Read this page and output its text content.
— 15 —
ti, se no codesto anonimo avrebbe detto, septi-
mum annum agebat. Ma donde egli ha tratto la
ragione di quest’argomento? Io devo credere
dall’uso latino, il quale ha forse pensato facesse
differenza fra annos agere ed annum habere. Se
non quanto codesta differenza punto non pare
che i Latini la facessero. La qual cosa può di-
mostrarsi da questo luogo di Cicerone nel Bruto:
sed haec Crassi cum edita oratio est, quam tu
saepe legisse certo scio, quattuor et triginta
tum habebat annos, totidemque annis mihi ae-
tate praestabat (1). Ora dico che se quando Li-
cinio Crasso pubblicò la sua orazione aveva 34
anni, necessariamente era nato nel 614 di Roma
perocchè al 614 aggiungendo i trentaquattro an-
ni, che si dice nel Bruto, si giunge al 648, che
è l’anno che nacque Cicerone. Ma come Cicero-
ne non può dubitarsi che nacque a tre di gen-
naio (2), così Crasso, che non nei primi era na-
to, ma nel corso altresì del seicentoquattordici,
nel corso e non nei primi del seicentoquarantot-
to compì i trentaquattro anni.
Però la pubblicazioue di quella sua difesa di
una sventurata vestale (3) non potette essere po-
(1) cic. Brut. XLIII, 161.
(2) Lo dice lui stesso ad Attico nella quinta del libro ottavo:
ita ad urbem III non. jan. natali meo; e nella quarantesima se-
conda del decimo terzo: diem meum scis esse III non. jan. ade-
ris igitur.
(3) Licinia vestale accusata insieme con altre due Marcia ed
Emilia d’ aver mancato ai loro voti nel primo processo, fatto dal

+--

▶ _Task prompt_: Pull out all lines containing "dice".

▶ _In response_:
ni, che si dice nel Bruto, si giunge al 648, che
(2) Lo dice lui stesso ad Attico nella quinta del libro ottavo:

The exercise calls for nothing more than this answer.